[Items listed in a dataset]
** start **

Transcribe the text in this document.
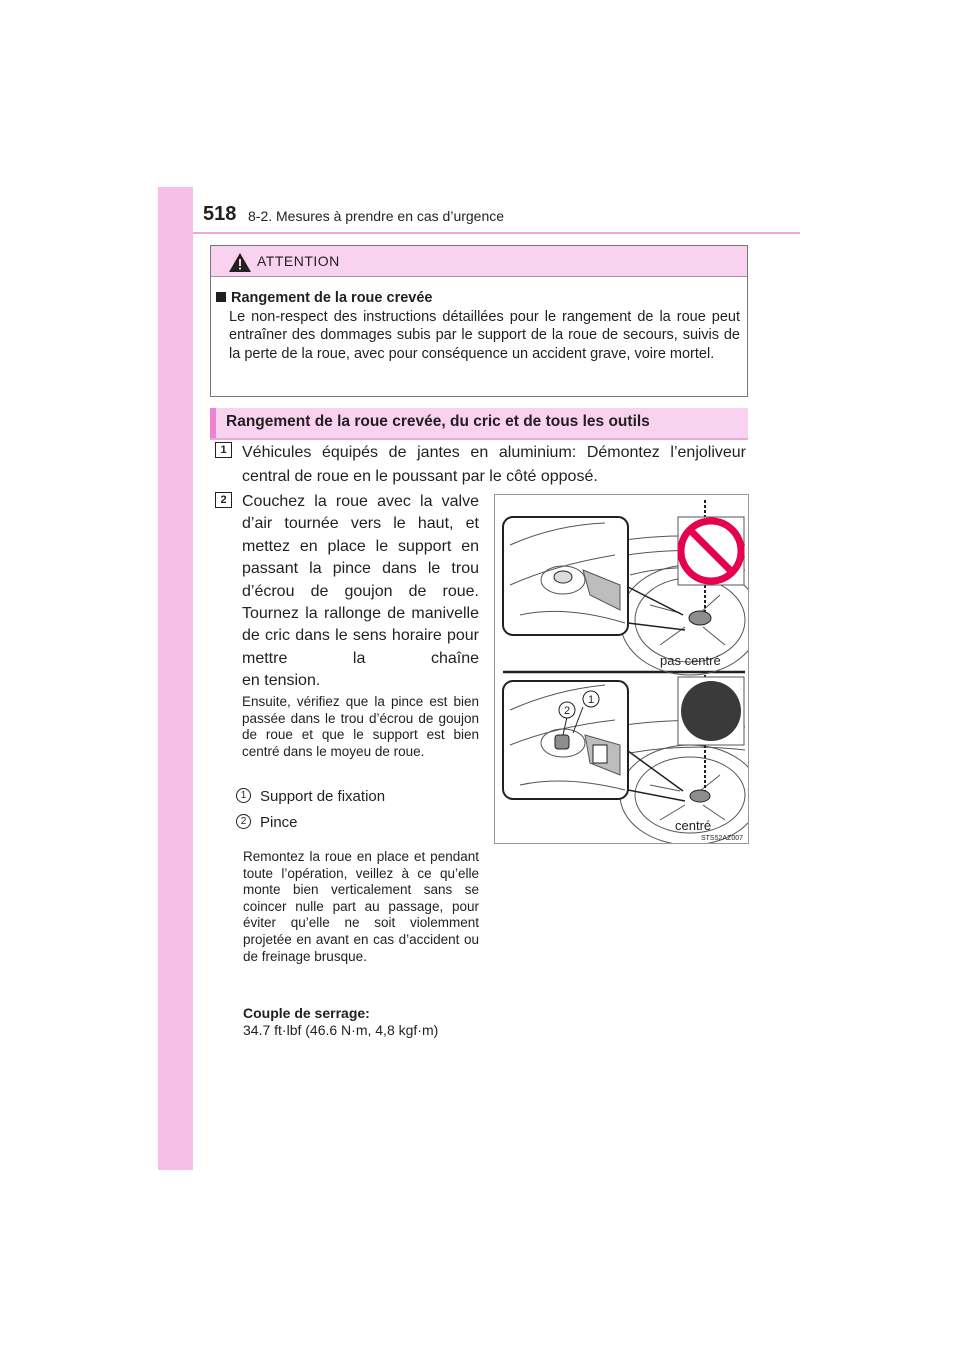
518 8-2. Mesures à prendre en cas d’urgence
ATTENTION
Rangement de la roue crevée
Le non-respect des instructions détaillées pour le rangement de la roue peut entraîner des dommages subis par le support de la roue de secours, suivis de la perte de la roue, avec pour conséquence un accident grave, voire mortel.
Rangement de la roue crevée, du cric et de tous les outils
1 Véhicules équipés de jantes en aluminium: Démontez l’enjoliveur central de roue en le poussant par le côté opposé.
2 Couchez la roue avec la valve d’air tournée vers le haut, et mettez en place le support en passant la pince dans le trou d’écrou de goujon de roue. Tournez la rallonge de manivelle de cric dans le sens horaire pour mettre la chaîne
en tension.
Ensuite, vérifiez que la pince est bien passée dans le trou d’écrou de goujon de roue et que le support est bien centré dans le moyeu de roue.
1 Support de fixation
2 Pince
Remontez la roue en place et pendant toute l’opération, veillez à ce qu’elle monte bien verticalement sans se coincer nulle part au passage, pour éviter qu’elle ne soit violemment projetée en avant en cas d’accident ou de freinage brusque.
Couple de serrage:
34.7 ft·lbf (46.6 N·m, 4,8 kgf·m)
pas centré
1
2
centré
STS52AZ007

** end **

> [What is being asked]:
Your answer should be only the number of lines that hold the word "crevée".

> [Response to the exercise]:
2